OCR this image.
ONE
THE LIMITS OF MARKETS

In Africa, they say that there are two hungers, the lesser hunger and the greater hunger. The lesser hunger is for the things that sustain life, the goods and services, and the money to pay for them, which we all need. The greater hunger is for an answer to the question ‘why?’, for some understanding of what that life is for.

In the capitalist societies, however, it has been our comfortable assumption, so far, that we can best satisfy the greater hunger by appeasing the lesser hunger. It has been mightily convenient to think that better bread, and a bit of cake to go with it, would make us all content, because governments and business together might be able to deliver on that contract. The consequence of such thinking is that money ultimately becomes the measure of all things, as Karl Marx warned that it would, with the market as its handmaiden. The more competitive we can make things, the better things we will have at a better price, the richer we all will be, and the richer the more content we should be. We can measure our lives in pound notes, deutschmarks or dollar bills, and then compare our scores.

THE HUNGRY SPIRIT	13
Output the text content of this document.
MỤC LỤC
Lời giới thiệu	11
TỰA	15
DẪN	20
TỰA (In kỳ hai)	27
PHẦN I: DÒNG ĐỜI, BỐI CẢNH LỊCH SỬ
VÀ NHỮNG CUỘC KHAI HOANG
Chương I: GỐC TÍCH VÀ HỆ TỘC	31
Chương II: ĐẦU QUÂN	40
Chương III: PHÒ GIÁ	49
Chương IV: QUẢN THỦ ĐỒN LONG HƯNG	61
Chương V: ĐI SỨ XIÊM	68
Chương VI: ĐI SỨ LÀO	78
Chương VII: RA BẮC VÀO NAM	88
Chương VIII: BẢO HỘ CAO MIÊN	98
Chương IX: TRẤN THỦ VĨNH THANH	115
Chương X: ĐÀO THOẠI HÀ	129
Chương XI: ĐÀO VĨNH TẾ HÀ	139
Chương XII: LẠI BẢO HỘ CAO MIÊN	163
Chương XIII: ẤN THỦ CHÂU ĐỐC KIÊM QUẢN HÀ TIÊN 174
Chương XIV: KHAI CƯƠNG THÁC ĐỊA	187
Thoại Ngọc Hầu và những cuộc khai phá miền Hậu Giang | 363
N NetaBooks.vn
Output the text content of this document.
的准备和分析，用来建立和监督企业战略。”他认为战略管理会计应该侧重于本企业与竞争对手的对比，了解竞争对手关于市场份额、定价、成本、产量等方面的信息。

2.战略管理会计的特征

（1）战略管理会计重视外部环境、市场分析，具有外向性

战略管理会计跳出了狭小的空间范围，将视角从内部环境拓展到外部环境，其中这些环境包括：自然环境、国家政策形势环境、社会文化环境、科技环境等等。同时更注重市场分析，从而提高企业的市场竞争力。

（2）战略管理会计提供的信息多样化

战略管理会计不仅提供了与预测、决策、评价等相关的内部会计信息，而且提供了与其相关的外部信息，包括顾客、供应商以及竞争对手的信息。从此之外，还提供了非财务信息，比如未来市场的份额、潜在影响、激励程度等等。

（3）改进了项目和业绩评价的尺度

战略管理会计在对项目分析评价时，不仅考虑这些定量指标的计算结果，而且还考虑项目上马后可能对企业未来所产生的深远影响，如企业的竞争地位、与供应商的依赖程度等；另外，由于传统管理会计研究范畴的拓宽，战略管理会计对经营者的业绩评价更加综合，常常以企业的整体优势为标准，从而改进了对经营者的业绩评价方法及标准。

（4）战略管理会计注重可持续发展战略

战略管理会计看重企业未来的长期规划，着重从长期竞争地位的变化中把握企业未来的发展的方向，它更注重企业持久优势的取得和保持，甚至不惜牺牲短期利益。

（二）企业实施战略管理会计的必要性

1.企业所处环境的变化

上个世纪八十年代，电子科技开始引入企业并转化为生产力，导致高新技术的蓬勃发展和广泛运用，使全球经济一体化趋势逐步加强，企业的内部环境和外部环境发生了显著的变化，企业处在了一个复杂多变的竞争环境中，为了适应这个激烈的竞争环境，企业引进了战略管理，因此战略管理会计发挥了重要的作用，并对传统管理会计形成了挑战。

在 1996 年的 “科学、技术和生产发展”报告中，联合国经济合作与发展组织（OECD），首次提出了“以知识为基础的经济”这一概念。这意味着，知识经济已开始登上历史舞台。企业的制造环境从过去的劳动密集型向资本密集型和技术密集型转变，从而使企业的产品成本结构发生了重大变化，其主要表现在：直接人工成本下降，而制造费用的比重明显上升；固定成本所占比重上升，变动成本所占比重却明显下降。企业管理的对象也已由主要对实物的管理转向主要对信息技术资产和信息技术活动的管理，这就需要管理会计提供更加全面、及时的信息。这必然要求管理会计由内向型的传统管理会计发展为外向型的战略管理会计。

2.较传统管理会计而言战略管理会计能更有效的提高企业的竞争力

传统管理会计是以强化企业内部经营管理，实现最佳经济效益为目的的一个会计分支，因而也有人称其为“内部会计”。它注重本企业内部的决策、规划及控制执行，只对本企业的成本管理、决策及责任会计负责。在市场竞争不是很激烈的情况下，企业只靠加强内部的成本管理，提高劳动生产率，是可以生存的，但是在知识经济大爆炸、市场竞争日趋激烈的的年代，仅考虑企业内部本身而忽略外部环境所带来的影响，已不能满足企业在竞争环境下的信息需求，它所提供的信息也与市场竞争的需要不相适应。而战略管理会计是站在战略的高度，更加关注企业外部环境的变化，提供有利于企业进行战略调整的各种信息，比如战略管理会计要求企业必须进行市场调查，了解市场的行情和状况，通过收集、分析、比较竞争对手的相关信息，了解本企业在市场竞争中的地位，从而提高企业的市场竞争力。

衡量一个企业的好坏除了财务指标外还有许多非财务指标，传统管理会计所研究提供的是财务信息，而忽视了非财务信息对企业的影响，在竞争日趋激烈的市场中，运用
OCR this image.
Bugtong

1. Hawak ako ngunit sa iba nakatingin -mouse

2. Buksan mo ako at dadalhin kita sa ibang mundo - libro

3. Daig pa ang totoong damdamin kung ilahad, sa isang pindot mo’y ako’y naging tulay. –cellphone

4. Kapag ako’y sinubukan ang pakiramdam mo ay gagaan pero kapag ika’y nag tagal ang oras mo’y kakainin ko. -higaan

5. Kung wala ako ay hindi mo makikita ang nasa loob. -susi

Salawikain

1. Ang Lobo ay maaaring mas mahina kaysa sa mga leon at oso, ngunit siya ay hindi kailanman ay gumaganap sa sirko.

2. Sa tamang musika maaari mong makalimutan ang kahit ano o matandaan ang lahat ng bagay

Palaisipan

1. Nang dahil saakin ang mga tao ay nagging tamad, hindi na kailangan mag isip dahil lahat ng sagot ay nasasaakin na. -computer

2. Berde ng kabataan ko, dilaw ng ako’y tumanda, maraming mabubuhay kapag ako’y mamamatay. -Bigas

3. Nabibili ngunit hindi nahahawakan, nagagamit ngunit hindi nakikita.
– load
================
# WHAT IS REQUIRED
Working from the material above, retype it in its entirety without change.

# SOLUTION
OCR this image.
ONE
THE LIMITS OF MARKETS

In Africa, they say that there are two hungers, the lesser hunger and the greater hunger. The lesser hunger is for the things that sustain life, the goods and services, and the money to pay for them, which we all need. The greater hunger is for an answer to the question ‘why?’, for some understanding of what that life is for.

In the capitalist societies, however, it has been our comfortable assumption, so far, that we can best satisfy the greater hunger by appeasing the lesser hunger. It has been mightily convenient to think that better bread, and a bit of cake to go with it, would make us all content, because governments and business together might be able to deliver on that contract. The consequence of such thinking is that money ultimately becomes the measure of all things, as Karl Marx warned that it would, with the market as its handmaiden. The more competitive we can make things, the better things we will have at a better price, the richer we all will be, and the richer the more content we should be. We can measure our lives in pound notes, deutschmarks or dollar bills, and then compare our scores.

THE HUNGRY SPIRIT	13
Output the text content of this document.
MỤC LỤC
Lời giới thiệu	11
TỰA	15
DẪN	20
TỰA (In kỳ hai)	27
PHẦN I: DÒNG ĐỜI, BỐI CẢNH LỊCH SỬ
VÀ NHỮNG CUỘC KHAI HOANG
Chương I: GỐC TÍCH VÀ HỆ TỘC	31
Chương II: ĐẦU QUÂN	40
Chương III: PHÒ GIÁ	49
Chương IV: QUẢN THỦ ĐỒN LONG HƯNG	61
Chương V: ĐI SỨ XIÊM	68
Chương VI: ĐI SỨ LÀO	78
Chương VII: RA BẮC VÀO NAM	88
Chương VIII: BẢO HỘ CAO MIÊN	98
Chương IX: TRẤN THỦ VĨNH THANH	115
Chương X: ĐÀO THOẠI HÀ	129
Chương XI: ĐÀO VĨNH TẾ HÀ	139
Chương XII: LẠI BẢO HỘ CAO MIÊN	163
Chương XIII: ẤN THỦ CHÂU ĐỐC KIÊM QUẢN HÀ TIÊN 174
Chương XIV: KHAI CƯƠNG THÁC ĐỊA	187
Thoại Ngọc Hầu và những cuộc khai phá miền Hậu Giang | 363
N NetaBooks.vn
Output the text content of this document.
的准备和分析，用来建立和监督企业战略。”他认为战略管理会计应该侧重于本企业与竞争对手的对比，了解竞争对手关于市场份额、定价、成本、产量等方面的信息。

2.战略管理会计的特征

（1）战略管理会计重视外部环境、市场分析，具有外向性

战略管理会计跳出了狭小的空间范围，将视角从内部环境拓展到外部环境，其中这些环境包括：自然环境、国家政策形势环境、社会文化环境、科技环境等等。同时更注重市场分析，从而提高企业的市场竞争力。

（2）战略管理会计提供的信息多样化

战略管理会计不仅提供了与预测、决策、评价等相关的内部会计信息，而且提供了与其相关的外部信息，包括顾客、供应商以及竞争对手的信息。从此之外，还提供了非财务信息，比如未来市场的份额、潜在影响、激励程度等等。

（3）改进了项目和业绩评价的尺度

战略管理会计在对项目分析评价时，不仅考虑这些定量指标的计算结果，而且还考虑项目上马后可能对企业未来所产生的深远影响，如企业的竞争地位、与供应商的依赖程度等；另外，由于传统管理会计研究范畴的拓宽，战略管理会计对经营者的业绩评价更加综合，常常以企业的整体优势为标准，从而改进了对经营者的业绩评价方法及标准。

（4）战略管理会计注重可持续发展战略

战略管理会计看重企业未来的长期规划，着重从长期竞争地位的变化中把握企业未来的发展的方向，它更注重企业持久优势的取得和保持，甚至不惜牺牲短期利益。

（二）企业实施战略管理会计的必要性

1.企业所处环境的变化

上个世纪八十年代，电子科技开始引入企业并转化为生产力，导致高新技术的蓬勃发展和广泛运用，使全球经济一体化趋势逐步加强，企业的内部环境和外部环境发生了显著的变化，企业处在了一个复杂多变的竞争环境中，为了适应这个激烈的竞争环境，企业引进了战略管理，因此战略管理会计发挥了重要的作用，并对传统管理会计形成了挑战。

在 1996 年的 “科学、技术和生产发展”报告中，联合国经济合作与发展组织（OECD），首次提出了“以知识为基础的经济”这一概念。这意味着，知识经济已开始登上历史舞台。企业的制造环境从过去的劳动密集型向资本密集型和技术密集型转变，从而使企业的产品成本结构发生了重大变化，其主要表现在：直接人工成本下降，而制造费用的比重明显上升；固定成本所占比重上升，变动成本所占比重却明显下降。企业管理的对象也已由主要对实物的管理转向主要对信息技术资产和信息技术活动的管理，这就需要管理会计提供更加全面、及时的信息。这必然要求管理会计由内向型的传统管理会计发展为外向型的战略管理会计。

2.较传统管理会计而言战略管理会计能更有效的提高企业的竞争力

传统管理会计是以强化企业内部经营管理，实现最佳经济效益为目的的一个会计分支，因而也有人称其为“内部会计”。它注重本企业内部的决策、规划及控制执行，只对本企业的成本管理、决策及责任会计负责。在市场竞争不是很激烈的情况下，企业只靠加强内部的成本管理，提高劳动生产率，是可以生存的，但是在知识经济大爆炸、市场竞争日趋激烈的的年代，仅考虑企业内部本身而忽略外部环境所带来的影响，已不能满足企业在竞争环境下的信息需求，它所提供的信息也与市场竞争的需要不相适应。而战略管理会计是站在战略的高度，更加关注企业外部环境的变化，提供有利于企业进行战略调整的各种信息，比如战略管理会计要求企业必须进行市场调查，了解市场的行情和状况，通过收集、分析、比较竞争对手的相关信息，了解本企业在市场竞争中的地位，从而提高企业的市场竞争力。

衡量一个企业的好坏除了财务指标外还有许多非财务指标，传统管理会计所研究提供的是财务信息，而忽视了非财务信息对企业的影响，在竞争日趋激烈的市场中，运用
OCR this image.
Bugtong

1. Hawak ako ngunit sa iba nakatingin -mouse

2. Buksan mo ako at dadalhin kita sa ibang mundo - libro

3. Daig pa ang totoong damdamin kung ilahad, sa isang pindot mo’y ako’y naging tulay. –cellphone

4. Kapag ako’y sinubukan ang pakiramdam mo ay gagaan pero kapag ika’y nag tagal ang oras mo’y kakainin ko. -higaan

5. Kung wala ako ay hindi mo makikita ang nasa loob. -susi

Salawikain

1. Ang Lobo ay maaaring mas mahina kaysa sa mga leon at oso, ngunit siya ay hindi kailanman ay gumaganap sa sirko.

2. Sa tamang musika maaari mong makalimutan ang kahit ano o matandaan ang lahat ng bagay

Palaisipan

1. Nang dahil saakin ang mga tao ay nagging tamad, hindi na kailangan mag isip dahil lahat ng sagot ay nasasaakin na. -computer

2. Berde ng kabataan ko, dilaw ng ako’y tumanda, maraming mabubuhay kapag ako’y mamamatay. -Bigas

3. Nabibili ngunit hindi nahahawakan, nagagamit ngunit hindi nakikita.
– load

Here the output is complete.